Rekordy zbioru danych:
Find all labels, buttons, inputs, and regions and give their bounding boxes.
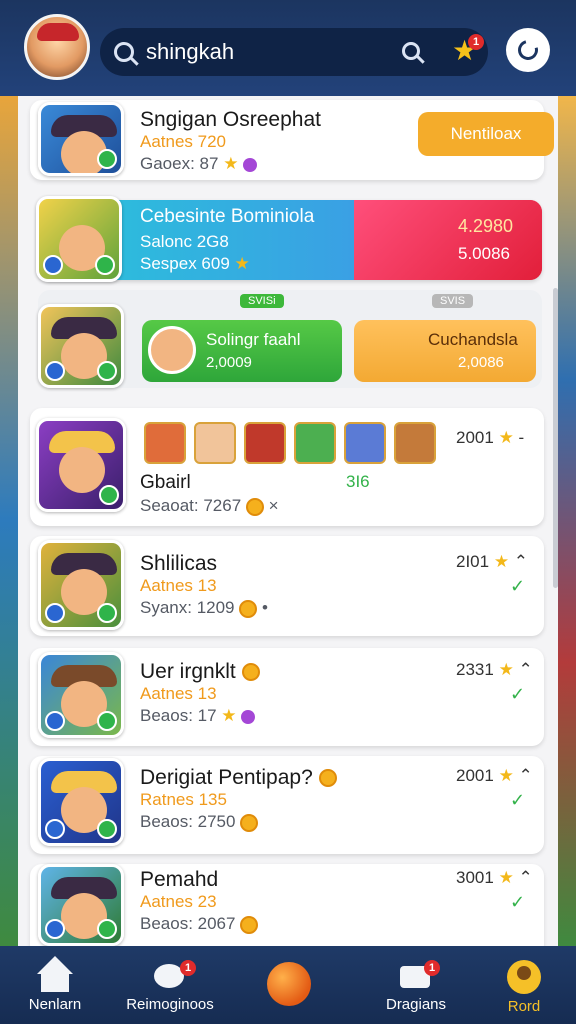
- refresh-button[interactable]: [506, 28, 550, 72]
- pill-left: SVISi: [240, 294, 284, 308]
- nav-messages-label: Dragians: [385, 996, 447, 1013]
- list-item[interactable]: Derigiat Pentipap? Ratnes 135 Beaos: 275…: [30, 756, 544, 854]
- play-button[interactable]: Nentiloax: [418, 112, 554, 156]
- background-right: [556, 96, 576, 946]
- nav-profile-label: Rord: [507, 998, 541, 1015]
- game-subtitle: Aatnes 720: [140, 132, 227, 151]
- list-item[interactable]: Sngigan Osreephat Aatnes 720 Gaoex: 87 ★…: [30, 100, 554, 180]
- rank: 2I01 ★ ⌃: [456, 552, 529, 571]
- refresh-icon: [514, 36, 542, 64]
- search-icon[interactable]: [402, 42, 420, 60]
- check-icon: ✓: [510, 790, 526, 810]
- notification-badge: 1: [468, 34, 484, 50]
- messages-badge: 1: [424, 960, 440, 976]
- game-subtitle: Aatnes 13: [140, 576, 217, 595]
- game-subtitle: Ratnes 135: [140, 790, 227, 809]
- game-title: Cebesinte Bominiola: [140, 206, 315, 227]
- game-tag: 3I6: [346, 472, 370, 491]
- chat-icon: 1: [152, 960, 196, 992]
- game-title: Shlilicas: [140, 552, 218, 575]
- list-item[interactable]: Uer irgnklt Aatnes 13 Beaos: 17 ★ 2331 ★…: [30, 648, 544, 746]
- game-icon: [36, 196, 122, 282]
- matchup-item[interactable]: SVISi SVIS Solingr faahl 2,0009 Cuchands…: [38, 290, 542, 388]
- list-item[interactable]: Pemahd Aatnes 23 Beaos: 2067 3001 ★ ⌃ ✓: [30, 864, 544, 946]
- game-title: Gbairl: [140, 472, 191, 493]
- nav-home[interactable]: Nenlarn: [20, 946, 90, 1024]
- rank: 2001 ★ -: [456, 428, 525, 447]
- game-stats: Beaos: 17 ★: [140, 706, 256, 726]
- messages-icon: 1: [398, 960, 440, 992]
- nav-messages[interactable]: 1 Dragians: [378, 946, 454, 1024]
- bottom-nav: Nenlarn 1 Reimoginoos 1 Dragians Rord: [0, 946, 576, 1024]
- score-bottom: 5.0086: [458, 244, 510, 263]
- game-icon: [38, 304, 124, 388]
- rank: 3001 ★ ⌃: [456, 868, 533, 887]
- score-top: 4.2980: [458, 216, 514, 236]
- game-icon: [38, 102, 124, 176]
- featured-item[interactable]: Cebesinte Bominiola Salonc 2G8 Sespex 60…: [36, 196, 542, 282]
- game-list[interactable]: Sngigan Osreephat Aatnes 720 Gaoex: 87 ★…: [18, 96, 558, 946]
- check-icon: ✓: [510, 684, 526, 704]
- game-stats: Sespex 609 ★: [140, 254, 250, 273]
- profile-icon: [507, 960, 541, 994]
- player-avatars: [144, 422, 436, 464]
- nav-chat[interactable]: 1 Reimoginoos: [120, 946, 220, 1024]
- game-icon: [38, 864, 124, 946]
- avatar[interactable]: [24, 14, 90, 80]
- rank: 2331 ★ ⌃: [456, 660, 533, 679]
- search-icon: [114, 42, 134, 62]
- list-item[interactable]: Gbairl 3I6 Seaoat: 7267 × 2001 ★ -: [30, 408, 544, 526]
- game-subtitle: Aatnes 23: [140, 892, 217, 911]
- game-stats: Beaos: 2750: [140, 812, 259, 832]
- game-subtitle: Salonc 2G8: [140, 232, 229, 251]
- team-card-green[interactable]: Solingr faahl 2,0009: [142, 320, 342, 382]
- chat-badge: 1: [180, 960, 196, 976]
- game-title: Pemahd: [140, 868, 219, 891]
- nav-chat-label: Reimoginoos: [126, 996, 214, 1013]
- nav-profile[interactable]: Rord: [496, 946, 552, 1024]
- game-stats: Seaoat: 7267 ×: [140, 496, 279, 516]
- search-input[interactable]: shingkah: [146, 39, 234, 65]
- list-item[interactable]: Shlilicas Aatnes 13 Syanx: 1209 • 2I01 ★…: [30, 536, 544, 636]
- game-icon: [38, 652, 124, 738]
- game-stats: Gaoex: 87 ★: [140, 154, 258, 174]
- check-icon: ✓: [510, 576, 526, 596]
- nav-home-label: Nenlarn: [28, 996, 82, 1013]
- game-title: Uer irgnklt: [140, 660, 260, 684]
- game-stats: Syanx: 1209 •: [140, 598, 268, 618]
- scrollbar[interactable]: [553, 288, 558, 588]
- nav-play[interactable]: [264, 946, 314, 1024]
- ball-icon: [267, 962, 311, 1006]
- game-icon: [38, 540, 124, 630]
- game-stats: Beaos: 2067: [140, 914, 259, 934]
- game-icon: [36, 418, 126, 512]
- search-bar[interactable]: shingkah ★ 1: [100, 28, 488, 76]
- background-left: [0, 96, 20, 946]
- game-icon: [38, 758, 124, 846]
- game-title: Sngigan Osreephat: [140, 108, 321, 131]
- top-bar: shingkah ★ 1: [0, 0, 576, 96]
- game-subtitle: Aatnes 13: [140, 684, 217, 703]
- home-icon: [37, 956, 73, 992]
- rank: 2001 ★ ⌃: [456, 766, 533, 785]
- check-icon: ✓: [510, 892, 526, 912]
- pill-right: SVIS: [432, 294, 474, 308]
- team-card-orange[interactable]: Cuchandsla 2,0086: [354, 320, 536, 382]
- game-title: Derigiat Pentipap?: [140, 766, 337, 790]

Wymaganie:
Ustal, w ilu wierszach powyżej występuje ciąg "Dragians", przy czym wielkość liter ma znaczenie. Podaj wyłącznie liczbę.

Wynik zadania:
3